▶ **EXERCISE DESCRIPTION**: Word for word, give the material below again, minus any images.

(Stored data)
------------------------------------------------------------------------

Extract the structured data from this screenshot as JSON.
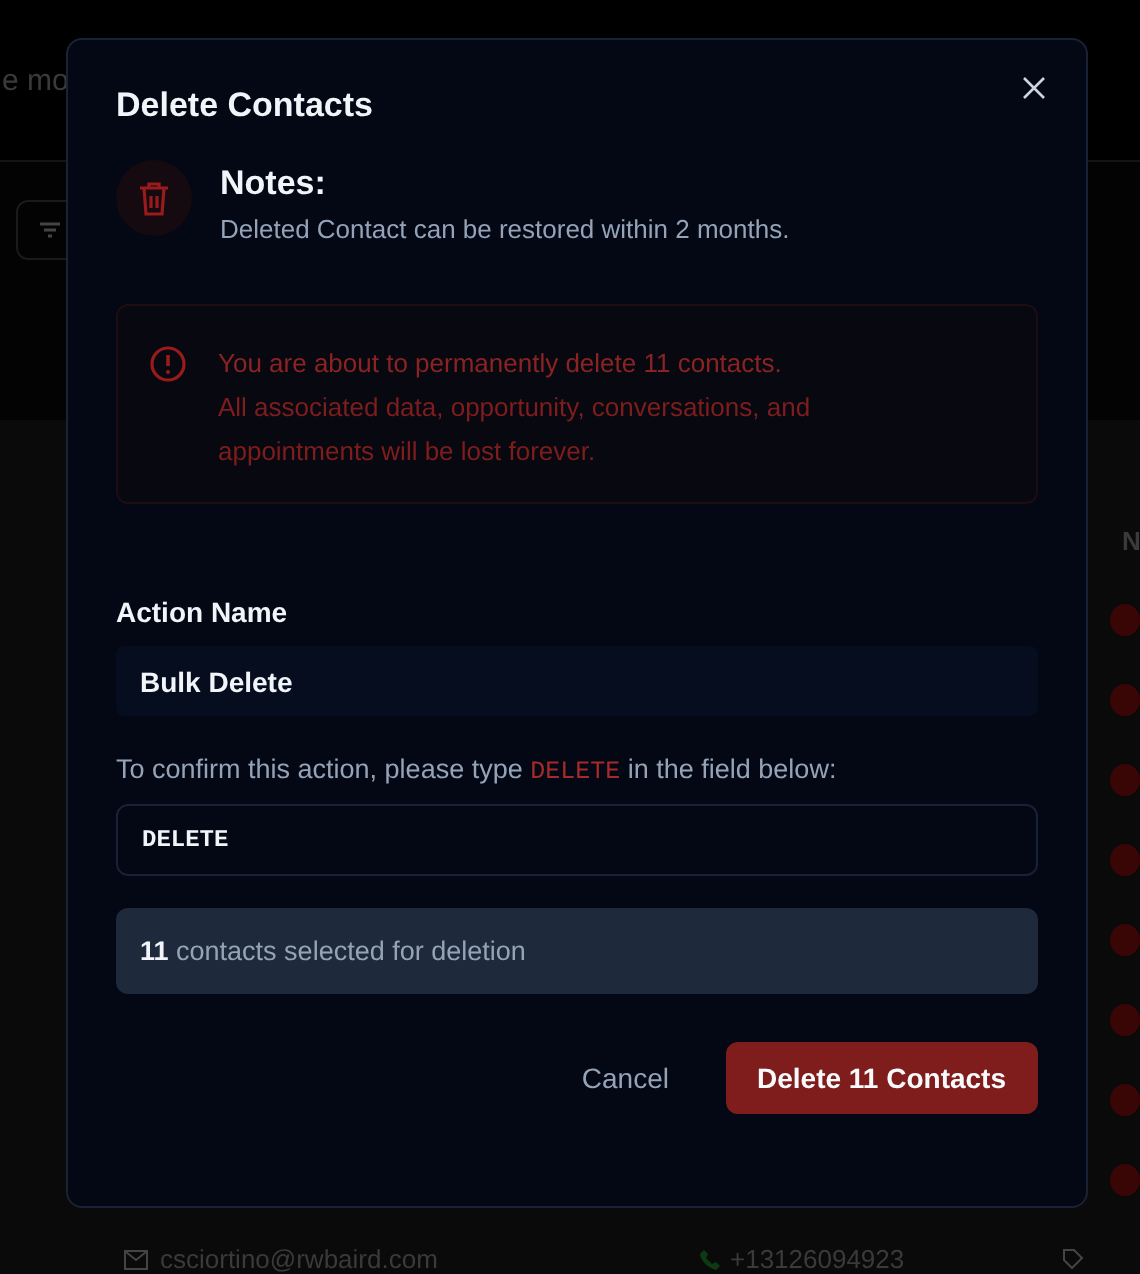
{
  "background": {
    "header_text": "e mo",
    "column_heading": "N",
    "contact_row": {
      "email": "csciortino@rwbaird.com",
      "phone": "+13126094923"
    }
  },
  "dialog": {
    "title": "Delete Contacts",
    "notes": {
      "title": "Notes:",
      "text": "Deleted Contact can be restored within 2 months."
    },
    "alert": {
      "lines": [
        "You are about to permanently delete 11 contacts.",
        "All associated data, opportunity, conversations, and appointments will be lost forever."
      ]
    },
    "action_name": {
      "label": "Action Name",
      "value": "Bulk Delete"
    },
    "confirm": {
      "text": "To confirm this action, please type **DELETE** in the field below:",
      "value": "DELETE"
    },
    "selection_summary": "**11** contacts selected for deletion",
    "buttons": {
      "cancel": "Cancel",
      "delete": "Delete 11 Contacts"
    }
  }
}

------------------------------------------------------------------------

▶ **EXERCISE RESULT**:
Extract the structured data from this screenshot as JSON.
{
  "background": {
    "header_text": "e mo",
    "column_heading": "N",
    "contact_row": {
      "email": "csciortino@rwbaird.com",
      "phone": "+13126094923"
    }
  },
  "dialog": {
    "title": "Delete Contacts",
    "notes": {
      "title": "Notes:",
      "text": "Deleted Contact can be restored within 2 months."
    },
    "alert": {
      "lines": [
        "You are about to permanently delete 11 contacts.",
        "All associated data, opportunity, conversations, and appointments will be lost forever."
      ]
    },
    "action_name": {
      "label": "Action Name",
      "value": "Bulk Delete"
    },
    "confirm": {
      "text": "To confirm this action, please type **DELETE** in the field below:",
      "value": "DELETE"
    },
    "selection_summary": "**11** contacts selected for deletion",
    "buttons": {
      "cancel": "Cancel",
      "delete": "Delete 11 Contacts"
    }
  }
}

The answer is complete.